## What the task requires
Transcribe all of the records word for word, please, omitting the pictures.

## Material to process
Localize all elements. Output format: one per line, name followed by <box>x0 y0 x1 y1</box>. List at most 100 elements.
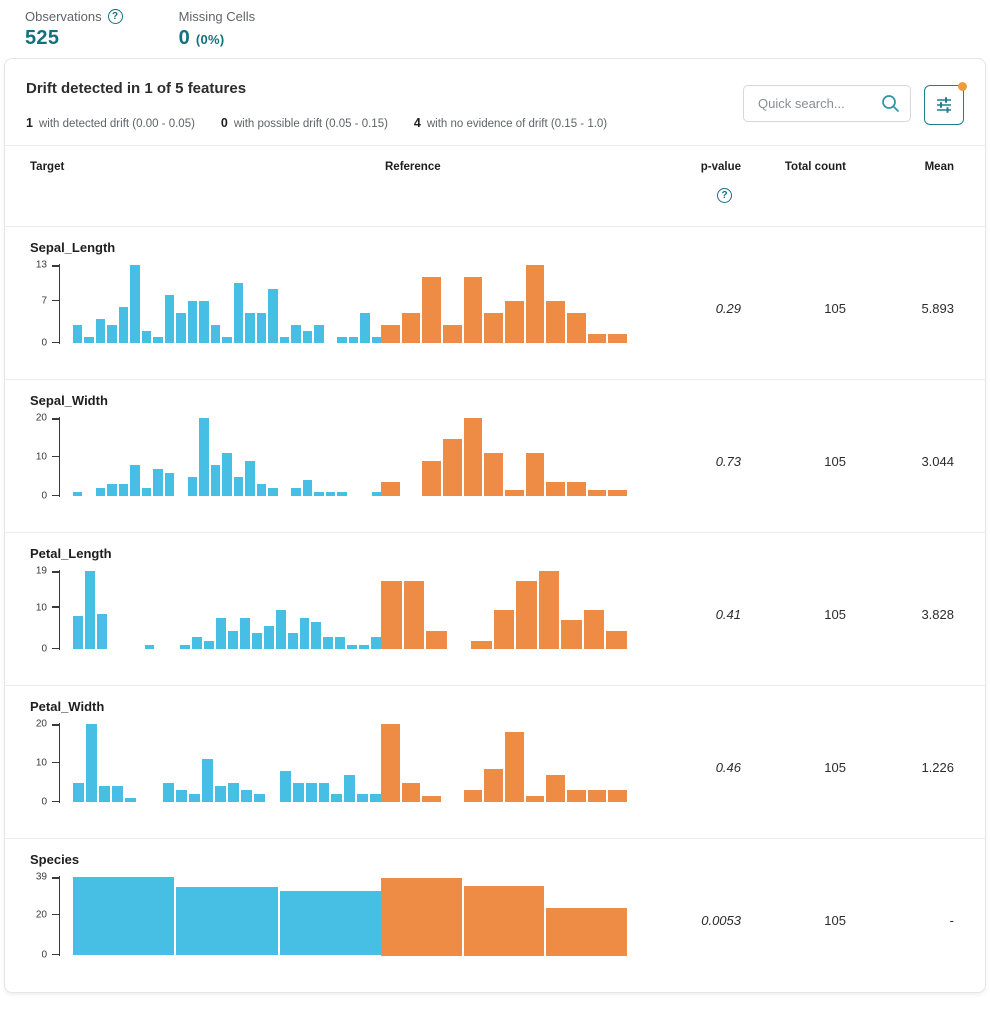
p-value: 0.41 <box>715 606 741 622</box>
histogram-bar <box>463 886 545 956</box>
y-axis: 20 10 0 <box>26 719 60 808</box>
histogram-bar <box>381 482 400 496</box>
histogram-bar <box>305 782 317 802</box>
feature-row[interactable]: Petal_Length 19 10 0 0.41 105 3.828 <box>5 533 985 686</box>
histogram-bar <box>189 794 201 802</box>
histogram-bar <box>463 790 483 802</box>
legend-detected-drift: 1 with detected drift (0.00 - 0.05) <box>26 116 195 130</box>
total-count: 105 <box>824 913 846 928</box>
histogram-bar <box>124 798 136 802</box>
quick-search <box>743 85 911 122</box>
histogram-bar <box>180 644 191 649</box>
filter-button[interactable] <box>924 82 967 125</box>
histogram-bar <box>403 581 425 649</box>
histogram-bar <box>192 636 203 649</box>
histogram-bar <box>371 337 382 343</box>
histogram-bar <box>107 484 117 496</box>
histogram-bar <box>216 618 226 649</box>
column-header-reference: Reference <box>385 161 441 173</box>
y-axis-tick-label: 10 <box>35 602 47 614</box>
histogram-bar <box>505 490 524 496</box>
histogram-bar <box>371 492 382 496</box>
total-count: 105 <box>824 300 846 316</box>
search-icon[interactable] <box>881 94 900 113</box>
histogram-bar <box>256 484 267 496</box>
search-input[interactable] <box>756 95 875 112</box>
observations-label: Observations <box>25 9 102 24</box>
p-value: 0.29 <box>715 300 741 316</box>
histogram-bar <box>463 418 483 496</box>
feature-name: Petal_Length <box>30 546 112 561</box>
histogram-bar <box>561 620 582 649</box>
histogram-bar <box>73 782 84 802</box>
target-cell: Petal_Length 19 10 0 <box>26 533 381 655</box>
histogram-bar <box>240 790 252 802</box>
histogram-bar <box>608 790 628 802</box>
histogram-bar <box>202 759 214 802</box>
reference-histogram <box>381 265 628 343</box>
histogram-bar <box>347 644 358 649</box>
missing-cells-label: Missing Cells <box>178 9 256 24</box>
histogram-bar <box>608 490 628 496</box>
y-axis-tick-label: 7 <box>41 295 47 307</box>
histogram-bar <box>546 301 566 343</box>
feature-name: Sepal_Width <box>30 393 108 408</box>
histogram-bar <box>337 337 347 343</box>
y-axis-tick <box>52 913 59 915</box>
histogram-bar <box>381 325 400 343</box>
drift-legend: 1 with detected drift (0.00 - 0.05) 0 wi… <box>26 116 607 130</box>
y-axis-tick-label: 19 <box>35 565 47 577</box>
histogram-bar <box>525 796 545 802</box>
target-histogram-bars <box>60 877 381 955</box>
feature-name: Petal_Width <box>30 699 105 714</box>
target-cell: Sepal_Width 20 10 0 <box>26 380 382 502</box>
histogram-bar <box>426 630 447 649</box>
y-axis-tick-label: 0 <box>41 337 47 349</box>
y-axis-line <box>58 723 60 803</box>
total-count: 105 <box>824 606 846 622</box>
help-icon[interactable]: ? <box>107 9 123 24</box>
histogram-bar <box>587 334 607 343</box>
histogram-bar <box>164 295 175 343</box>
observations-stat: Observations ? 525 <box>25 9 123 50</box>
column-header-pvalue: p-value ? <box>636 161 741 226</box>
legend-possible-drift: 0 with possible drift (0.05 - 0.15) <box>220 116 388 130</box>
table-header: Target Reference p-value ? Total count M… <box>5 146 985 227</box>
legend-no-drift: 4 with no evidence of drift (0.15 - 1.0) <box>413 116 608 130</box>
histogram-bar <box>268 289 278 343</box>
histogram-bar <box>401 313 421 343</box>
histogram-bar <box>567 482 586 496</box>
histogram-bar <box>227 630 238 649</box>
reference-cell <box>381 418 636 532</box>
y-axis-tick <box>52 953 59 955</box>
histogram-bar <box>176 313 186 343</box>
y-axis-tick <box>52 800 59 802</box>
y-axis-tick <box>52 299 59 301</box>
histogram-bar <box>118 484 129 496</box>
histogram-bar <box>299 618 310 649</box>
histogram-bar <box>323 636 334 649</box>
histogram-bar <box>287 632 298 649</box>
target-histogram: 13 7 0 <box>26 260 382 349</box>
y-axis-tick <box>52 724 59 726</box>
y-axis: 39 20 0 <box>26 872 60 961</box>
histogram-bar <box>204 640 215 649</box>
histogram-bar <box>292 782 304 802</box>
help-icon[interactable]: ? <box>717 188 732 203</box>
feature-row[interactable]: Sepal_Length 13 7 0 0.29 105 5.893 <box>5 227 985 380</box>
p-value: 0.0053 <box>701 913 741 928</box>
feature-row[interactable]: Petal_Width 20 10 0 0.46 105 1.226 <box>5 686 985 839</box>
feature-row[interactable]: Sepal_Width 20 10 0 0.73 105 3.044 <box>5 380 985 533</box>
histogram-bar <box>84 337 94 343</box>
histogram-bar <box>311 622 322 649</box>
reference-histogram <box>381 878 628 956</box>
histogram-bar <box>525 453 545 496</box>
y-axis-tick-label: 39 <box>35 871 47 883</box>
histogram-bar <box>370 794 382 802</box>
reference-cell <box>381 724 636 838</box>
reference-histogram <box>381 724 628 802</box>
y-axis: 20 10 0 <box>26 413 60 502</box>
histogram-bar <box>73 616 83 649</box>
histogram-bar <box>546 482 566 496</box>
feature-row[interactable]: Species 39 20 0 0.0053 105 - <box>5 839 985 992</box>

## Exercise solution
Localize all elements. Output format: one per line, name followed by <box>x0 y0 x1 y1</box>. List at most 100 elements.
p-value: 0.41 <box>715 606 741 622</box>
histogram-bar <box>463 886 545 956</box>
y-axis: 20 10 0 <box>26 719 60 808</box>
histogram-bar <box>381 482 400 496</box>
histogram-bar <box>305 782 317 802</box>
feature-row[interactable]: Petal_Length 19 10 0 0.41 105 3.828 <box>5 533 985 686</box>
histogram-bar <box>189 794 201 802</box>
histogram-bar <box>463 790 483 802</box>
legend-detected-drift: 1 with detected drift (0.00 - 0.05) <box>26 116 195 130</box>
total-count: 105 <box>824 913 846 928</box>
histogram-bar <box>124 798 136 802</box>
quick-search <box>743 85 911 122</box>
histogram-bar <box>180 644 191 649</box>
filter-button[interactable] <box>924 82 967 125</box>
histogram-bar <box>403 581 425 649</box>
histogram-bar <box>192 636 203 649</box>
histogram-bar <box>371 337 382 343</box>
histogram-bar <box>107 484 117 496</box>
histogram-bar <box>216 618 226 649</box>
column-header-reference: Reference <box>385 161 441 173</box>
y-axis-tick-label: 10 <box>35 602 47 614</box>
histogram-bar <box>505 490 524 496</box>
histogram-bar <box>371 492 382 496</box>
total-count: 105 <box>824 300 846 316</box>
search-icon[interactable] <box>881 94 900 113</box>
histogram-bar <box>256 484 267 496</box>
search-input[interactable] <box>756 95 875 112</box>
observations-label: Observations <box>25 9 102 24</box>
p-value: 0.29 <box>715 300 741 316</box>
histogram-bar <box>463 418 483 496</box>
feature-name: Petal_Length <box>30 546 112 561</box>
histogram-bar <box>561 620 582 649</box>
histogram-bar <box>73 782 84 802</box>
target-cell: Petal_Length 19 10 0 <box>26 533 381 655</box>
histogram-bar <box>240 790 252 802</box>
histogram-bar <box>608 790 628 802</box>
histogram-bar <box>202 759 214 802</box>
reference-histogram <box>381 265 628 343</box>
histogram-bar <box>347 644 358 649</box>
missing-cells-label: Missing Cells <box>178 9 256 24</box>
histogram-bar <box>608 490 628 496</box>
y-axis-tick-label: 7 <box>41 295 47 307</box>
histogram-bar <box>546 301 566 343</box>
feature-name: Sepal_Width <box>30 393 108 408</box>
histogram-bar <box>337 337 347 343</box>
y-axis-tick <box>52 913 59 915</box>
histogram-bar <box>381 325 400 343</box>
drift-legend: 1 with detected drift (0.00 - 0.05) 0 wi… <box>26 116 607 130</box>
y-axis-tick-label: 19 <box>35 565 47 577</box>
histogram-bar <box>525 796 545 802</box>
target-histogram-bars <box>60 877 381 955</box>
feature-name: Petal_Width <box>30 699 105 714</box>
target-cell: Sepal_Width 20 10 0 <box>26 380 382 502</box>
histogram-bar <box>426 630 447 649</box>
y-axis-tick-label: 0 <box>41 337 47 349</box>
y-axis-line <box>58 723 60 803</box>
total-count: 105 <box>824 606 846 622</box>
help-icon[interactable]: ? <box>107 9 123 24</box>
histogram-bar <box>587 334 607 343</box>
histogram-bar <box>164 295 175 343</box>
observations-stat: Observations ? 525 <box>25 9 123 50</box>
column-header-pvalue: p-value ? <box>636 161 741 226</box>
legend-possible-drift: 0 with possible drift (0.05 - 0.15) <box>220 116 388 130</box>
table-header: Target Reference p-value ? Total count M… <box>5 146 985 227</box>
legend-no-drift: 4 with no evidence of drift (0.15 - 1.0) <box>413 116 608 130</box>
histogram-bar <box>268 289 278 343</box>
histogram-bar <box>401 313 421 343</box>
histogram-bar <box>567 482 586 496</box>
histogram-bar <box>227 630 238 649</box>
reference-cell <box>381 418 636 532</box>
y-axis-tick <box>52 953 59 955</box>
histogram-bar <box>176 313 186 343</box>
y-axis-tick <box>52 800 59 802</box>
y-axis-tick <box>52 299 59 301</box>
histogram-bar <box>118 484 129 496</box>
histogram-bar <box>299 618 310 649</box>
histogram-bar <box>323 636 334 649</box>
histogram-bar <box>287 632 298 649</box>
target-histogram: 13 7 0 <box>26 260 382 349</box>
y-axis-tick <box>52 724 59 726</box>
y-axis: 39 20 0 <box>26 872 60 961</box>
histogram-bar <box>204 640 215 649</box>
histogram-bar <box>292 782 304 802</box>
help-icon[interactable]: ? <box>717 188 732 203</box>
feature-row[interactable]: Sepal_Length 13 7 0 0.29 105 5.893 <box>5 227 985 380</box>
p-value: 0.0053 <box>701 913 741 928</box>
feature-row[interactable]: Petal_Width 20 10 0 0.46 105 1.226 <box>5 686 985 839</box>
feature-row[interactable]: Sepal_Width 20 10 0 0.73 105 3.044 <box>5 380 985 533</box>
histogram-bar <box>84 337 94 343</box>
histogram-bar <box>311 622 322 649</box>
reference-histogram <box>381 878 628 956</box>
histogram-bar <box>525 453 545 496</box>
y-axis-tick-label: 39 <box>35 871 47 883</box>
histogram-bar <box>370 794 382 802</box>
reference-cell <box>381 724 636 838</box>
reference-histogram <box>381 724 628 802</box>
y-axis: 20 10 0 <box>26 413 60 502</box>
histogram-bar <box>73 616 83 649</box>
histogram-bar <box>546 482 566 496</box>
feature-row[interactable]: Species 39 20 0 0.0053 105 - <box>5 839 985 992</box>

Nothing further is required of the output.